DOCUMENT SEGMENT:
I can't wait to see them!

Please post pics and links in the BimmerFest Photo
Album sub-forum.

When I get some time later (I have to go back to work in 
about an hour ), I will do the same.

With very best regards,
--Jon


----------



## Dave 330i (Jan 4, 2002)

Jon Shafer said:


> *Whew, what a day! I am overwhelmed with emotion for the
> warmth of the community that I felt yesterday. Long after
> everyone was gone, I stood there all by myself in awe of
> what had just transpired. What can only be described
> ...


Thanks, Jon, for hosting another bimmerfest. I know I look forward to it every year just to renew friendship from all the festers who post here. Now, that I will be moving to Houston, the next bimmerfest will be that much more exhilarating. The A-OK After School Opportunities for Kids charitable raffle was a good idea. Often time we do not recognize how fortunate we are with the wealth and health we have, particularly in time of war. I hope the idea of charity continues at the next Fest.


----------



## e30sd (Apr 3, 2003)

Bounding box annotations
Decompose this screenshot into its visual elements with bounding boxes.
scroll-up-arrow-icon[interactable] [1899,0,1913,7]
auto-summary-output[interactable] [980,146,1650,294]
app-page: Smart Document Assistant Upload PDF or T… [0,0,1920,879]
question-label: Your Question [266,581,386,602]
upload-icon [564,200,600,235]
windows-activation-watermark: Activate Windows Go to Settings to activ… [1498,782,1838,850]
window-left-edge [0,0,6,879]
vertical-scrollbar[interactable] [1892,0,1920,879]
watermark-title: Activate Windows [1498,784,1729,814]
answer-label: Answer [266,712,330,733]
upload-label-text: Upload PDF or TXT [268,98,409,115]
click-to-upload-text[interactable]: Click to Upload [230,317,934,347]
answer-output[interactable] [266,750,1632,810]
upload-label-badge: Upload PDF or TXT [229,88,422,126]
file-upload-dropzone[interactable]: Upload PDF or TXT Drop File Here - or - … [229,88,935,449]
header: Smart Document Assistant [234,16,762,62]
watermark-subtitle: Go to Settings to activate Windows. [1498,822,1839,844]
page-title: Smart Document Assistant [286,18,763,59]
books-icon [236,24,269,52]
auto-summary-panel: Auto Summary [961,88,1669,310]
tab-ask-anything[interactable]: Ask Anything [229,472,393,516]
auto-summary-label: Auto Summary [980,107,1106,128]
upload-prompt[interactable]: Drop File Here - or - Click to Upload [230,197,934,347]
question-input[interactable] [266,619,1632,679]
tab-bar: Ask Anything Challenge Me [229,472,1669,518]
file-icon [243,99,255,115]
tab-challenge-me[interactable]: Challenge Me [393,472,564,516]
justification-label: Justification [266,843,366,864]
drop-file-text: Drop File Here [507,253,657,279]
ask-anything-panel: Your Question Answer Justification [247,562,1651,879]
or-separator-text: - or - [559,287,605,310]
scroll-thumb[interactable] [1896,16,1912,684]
==
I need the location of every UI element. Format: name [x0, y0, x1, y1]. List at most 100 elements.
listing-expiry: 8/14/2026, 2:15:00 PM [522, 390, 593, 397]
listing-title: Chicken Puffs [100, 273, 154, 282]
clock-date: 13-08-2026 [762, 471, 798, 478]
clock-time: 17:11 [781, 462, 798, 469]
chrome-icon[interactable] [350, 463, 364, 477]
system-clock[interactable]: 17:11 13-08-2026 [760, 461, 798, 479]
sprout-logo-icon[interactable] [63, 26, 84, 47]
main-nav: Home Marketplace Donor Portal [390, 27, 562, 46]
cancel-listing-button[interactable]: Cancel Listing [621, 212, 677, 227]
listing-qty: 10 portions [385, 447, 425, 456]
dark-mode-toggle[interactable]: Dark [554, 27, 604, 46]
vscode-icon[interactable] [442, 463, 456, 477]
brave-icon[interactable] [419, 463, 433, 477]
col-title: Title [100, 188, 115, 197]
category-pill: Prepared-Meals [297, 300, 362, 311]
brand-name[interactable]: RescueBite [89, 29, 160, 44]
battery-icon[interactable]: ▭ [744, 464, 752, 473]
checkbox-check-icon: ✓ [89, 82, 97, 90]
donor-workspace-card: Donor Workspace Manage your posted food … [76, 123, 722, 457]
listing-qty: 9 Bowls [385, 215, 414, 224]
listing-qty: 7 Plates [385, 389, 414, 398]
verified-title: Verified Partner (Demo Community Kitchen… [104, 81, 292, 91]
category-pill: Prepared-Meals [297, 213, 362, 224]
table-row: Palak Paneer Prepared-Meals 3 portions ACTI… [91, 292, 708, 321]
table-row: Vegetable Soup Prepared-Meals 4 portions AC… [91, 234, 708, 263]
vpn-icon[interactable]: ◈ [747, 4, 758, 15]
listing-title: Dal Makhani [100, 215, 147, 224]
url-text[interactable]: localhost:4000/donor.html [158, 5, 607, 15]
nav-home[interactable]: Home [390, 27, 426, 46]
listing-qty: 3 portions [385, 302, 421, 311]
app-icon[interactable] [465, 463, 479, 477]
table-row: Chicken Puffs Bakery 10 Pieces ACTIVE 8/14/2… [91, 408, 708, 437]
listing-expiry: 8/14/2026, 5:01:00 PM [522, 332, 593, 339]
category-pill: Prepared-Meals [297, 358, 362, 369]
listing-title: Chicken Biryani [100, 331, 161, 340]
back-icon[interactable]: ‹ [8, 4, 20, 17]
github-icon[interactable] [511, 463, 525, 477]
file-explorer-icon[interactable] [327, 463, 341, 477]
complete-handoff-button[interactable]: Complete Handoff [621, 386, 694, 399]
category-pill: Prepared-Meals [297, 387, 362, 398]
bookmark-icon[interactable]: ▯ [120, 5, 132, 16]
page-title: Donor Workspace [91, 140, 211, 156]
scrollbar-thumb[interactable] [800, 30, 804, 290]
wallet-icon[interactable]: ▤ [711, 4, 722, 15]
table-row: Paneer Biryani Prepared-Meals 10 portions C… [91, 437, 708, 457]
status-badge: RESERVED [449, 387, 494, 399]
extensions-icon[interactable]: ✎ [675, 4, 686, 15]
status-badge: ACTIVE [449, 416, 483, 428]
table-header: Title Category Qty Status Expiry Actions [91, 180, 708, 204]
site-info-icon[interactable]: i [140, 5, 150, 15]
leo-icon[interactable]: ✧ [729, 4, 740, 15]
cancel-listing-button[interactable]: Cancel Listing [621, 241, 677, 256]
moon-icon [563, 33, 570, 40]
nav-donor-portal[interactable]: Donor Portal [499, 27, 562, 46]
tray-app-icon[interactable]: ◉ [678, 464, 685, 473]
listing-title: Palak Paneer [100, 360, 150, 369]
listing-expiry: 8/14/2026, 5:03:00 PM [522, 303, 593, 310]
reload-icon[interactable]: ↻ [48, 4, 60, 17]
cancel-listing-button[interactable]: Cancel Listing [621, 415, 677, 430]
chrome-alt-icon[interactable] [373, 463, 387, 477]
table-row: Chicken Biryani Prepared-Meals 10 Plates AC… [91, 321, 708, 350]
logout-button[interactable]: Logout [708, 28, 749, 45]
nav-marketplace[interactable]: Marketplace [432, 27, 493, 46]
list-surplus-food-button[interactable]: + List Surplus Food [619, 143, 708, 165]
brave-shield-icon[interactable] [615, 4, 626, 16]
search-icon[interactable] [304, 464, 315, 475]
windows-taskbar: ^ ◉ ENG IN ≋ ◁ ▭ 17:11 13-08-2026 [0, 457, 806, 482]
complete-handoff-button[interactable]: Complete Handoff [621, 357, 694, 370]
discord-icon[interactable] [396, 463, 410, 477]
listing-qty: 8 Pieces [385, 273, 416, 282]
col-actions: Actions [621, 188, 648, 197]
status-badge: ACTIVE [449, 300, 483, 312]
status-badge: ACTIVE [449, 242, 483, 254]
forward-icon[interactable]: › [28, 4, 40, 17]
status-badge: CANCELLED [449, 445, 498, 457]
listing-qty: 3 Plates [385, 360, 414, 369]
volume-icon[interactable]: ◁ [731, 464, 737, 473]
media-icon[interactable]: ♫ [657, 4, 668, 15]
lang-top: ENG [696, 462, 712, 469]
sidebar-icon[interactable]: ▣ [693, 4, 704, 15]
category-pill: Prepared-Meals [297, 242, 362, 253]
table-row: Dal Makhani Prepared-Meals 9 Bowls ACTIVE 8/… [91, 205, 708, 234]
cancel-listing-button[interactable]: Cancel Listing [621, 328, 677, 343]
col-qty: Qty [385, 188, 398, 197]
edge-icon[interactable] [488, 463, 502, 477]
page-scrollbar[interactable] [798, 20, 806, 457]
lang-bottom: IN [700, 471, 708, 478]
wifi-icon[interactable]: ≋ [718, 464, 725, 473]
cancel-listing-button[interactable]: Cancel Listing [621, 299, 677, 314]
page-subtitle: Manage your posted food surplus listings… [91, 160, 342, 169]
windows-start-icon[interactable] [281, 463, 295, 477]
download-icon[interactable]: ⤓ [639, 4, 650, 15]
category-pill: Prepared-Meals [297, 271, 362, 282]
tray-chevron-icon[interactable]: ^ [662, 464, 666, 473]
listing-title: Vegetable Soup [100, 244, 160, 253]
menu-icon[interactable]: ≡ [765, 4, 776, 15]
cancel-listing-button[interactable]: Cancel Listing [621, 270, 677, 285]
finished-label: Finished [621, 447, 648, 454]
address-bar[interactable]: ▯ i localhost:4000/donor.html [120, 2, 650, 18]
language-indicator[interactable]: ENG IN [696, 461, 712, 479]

WHAT THE TASK REQUIRES: From the BimmerFest forum thread, extract the passage starting at "I can't wait" and ending at "do the same.", copied word for word.

SOLUTION FOR THIS EXERCISE:
I can't wait to see them!

Please post pics and links in the BimmerFest Photo
Album sub-forum.

When I get some time later (I have to go back to work in 
about an hour ), I will do the same.